Request »
All entries are to be given again verbatim.

▬▬▬

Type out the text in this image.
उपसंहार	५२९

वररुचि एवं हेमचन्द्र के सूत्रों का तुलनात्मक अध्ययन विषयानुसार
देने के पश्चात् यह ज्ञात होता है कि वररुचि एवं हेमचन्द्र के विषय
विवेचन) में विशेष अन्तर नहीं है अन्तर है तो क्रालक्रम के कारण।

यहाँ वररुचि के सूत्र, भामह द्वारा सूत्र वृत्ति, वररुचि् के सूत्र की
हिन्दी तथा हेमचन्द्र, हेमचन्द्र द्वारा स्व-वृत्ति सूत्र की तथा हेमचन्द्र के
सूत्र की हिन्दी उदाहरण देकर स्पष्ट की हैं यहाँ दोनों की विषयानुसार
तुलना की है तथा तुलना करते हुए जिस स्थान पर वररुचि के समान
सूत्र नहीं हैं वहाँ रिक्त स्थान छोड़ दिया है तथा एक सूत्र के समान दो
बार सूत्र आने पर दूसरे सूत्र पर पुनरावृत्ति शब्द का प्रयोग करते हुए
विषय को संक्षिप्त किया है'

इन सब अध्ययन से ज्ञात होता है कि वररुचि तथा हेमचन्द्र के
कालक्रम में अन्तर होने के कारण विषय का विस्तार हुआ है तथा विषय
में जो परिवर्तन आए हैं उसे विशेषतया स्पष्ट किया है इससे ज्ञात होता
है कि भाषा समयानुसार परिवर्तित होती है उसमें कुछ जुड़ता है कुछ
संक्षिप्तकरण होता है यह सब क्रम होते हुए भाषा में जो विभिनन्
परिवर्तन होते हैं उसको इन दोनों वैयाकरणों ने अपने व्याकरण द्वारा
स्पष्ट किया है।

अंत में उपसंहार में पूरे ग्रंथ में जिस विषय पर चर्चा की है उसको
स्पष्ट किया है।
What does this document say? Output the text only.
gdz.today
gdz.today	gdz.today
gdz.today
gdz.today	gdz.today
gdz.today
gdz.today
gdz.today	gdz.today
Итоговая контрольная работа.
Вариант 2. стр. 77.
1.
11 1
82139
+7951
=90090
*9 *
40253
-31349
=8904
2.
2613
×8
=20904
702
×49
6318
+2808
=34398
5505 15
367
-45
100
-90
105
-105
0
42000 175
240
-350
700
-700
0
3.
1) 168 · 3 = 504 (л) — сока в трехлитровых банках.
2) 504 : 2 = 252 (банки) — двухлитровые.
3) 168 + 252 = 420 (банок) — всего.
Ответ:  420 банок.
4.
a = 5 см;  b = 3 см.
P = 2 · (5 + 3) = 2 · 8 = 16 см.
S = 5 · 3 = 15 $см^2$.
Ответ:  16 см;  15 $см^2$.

▬▬▬

Final answer »
Type out the text in this image.
उपसंहार	५२९

वररुचि एवं हेमचन्द्र के सूत्रों का तुलनात्मक अध्ययन विषयानुसार
देने के पश्चात् यह ज्ञात होता है कि वररुचि एवं हेमचन्द्र के विषय
विवेचन) में विशेष अन्तर नहीं है अन्तर है तो क्रालक्रम के कारण।

यहाँ वररुचि के सूत्र, भामह द्वारा सूत्र वृत्ति, वररुचि् के सूत्र की
हिन्दी तथा हेमचन्द्र, हेमचन्द्र द्वारा स्व-वृत्ति सूत्र की तथा हेमचन्द्र के
सूत्र की हिन्दी उदाहरण देकर स्पष्ट की हैं यहाँ दोनों की विषयानुसार
तुलना की है तथा तुलना करते हुए जिस स्थान पर वररुचि के समान
सूत्र नहीं हैं वहाँ रिक्त स्थान छोड़ दिया है तथा एक सूत्र के समान दो
बार सूत्र आने पर दूसरे सूत्र पर पुनरावृत्ति शब्द का प्रयोग करते हुए
विषय को संक्षिप्त किया है'

इन सब अध्ययन से ज्ञात होता है कि वररुचि तथा हेमचन्द्र के
कालक्रम में अन्तर होने के कारण विषय का विस्तार हुआ है तथा विषय
में जो परिवर्तन आए हैं उसे विशेषतया स्पष्ट किया है इससे ज्ञात होता
है कि भाषा समयानुसार परिवर्तित होती है उसमें कुछ जुड़ता है कुछ
संक्षिप्तकरण होता है यह सब क्रम होते हुए भाषा में जो विभिनन्
परिवर्तन होते हैं उसको इन दोनों वैयाकरणों ने अपने व्याकरण द्वारा
स्पष्ट किया है।

अंत में उपसंहार में पूरे ग्रंथ में जिस विषय पर चर्चा की है उसको
स्पष्ट किया है।
What does this document say? Output the text only.
gdz.today
gdz.today	gdz.today
gdz.today
gdz.today	gdz.today
gdz.today
gdz.today
gdz.today	gdz.today
Итоговая контрольная работа.
Вариант 2. стр. 77.
1.
11 1
82139
+7951
=90090
*9 *
40253
-31349
=8904
2.
2613
×8
=20904
702
×49
6318
+2808
=34398
5505 15
367
-45
100
-90
105
-105
0
42000 175
240
-350
700
-700
0
3.
1) 168 · 3 = 504 (л) — сока в трехлитровых банках.
2) 504 : 2 = 252 (банки) — двухлитровые.
3) 168 + 252 = 420 (банок) — всего.
Ответ:  420 банок.
4.
a = 5 см;  b = 3 см.
P = 2 · (5 + 3) = 2 · 8 = 16 см.
S = 5 · 3 = 15 $см^2$.
Ответ:  16 см;  15 $см^2$.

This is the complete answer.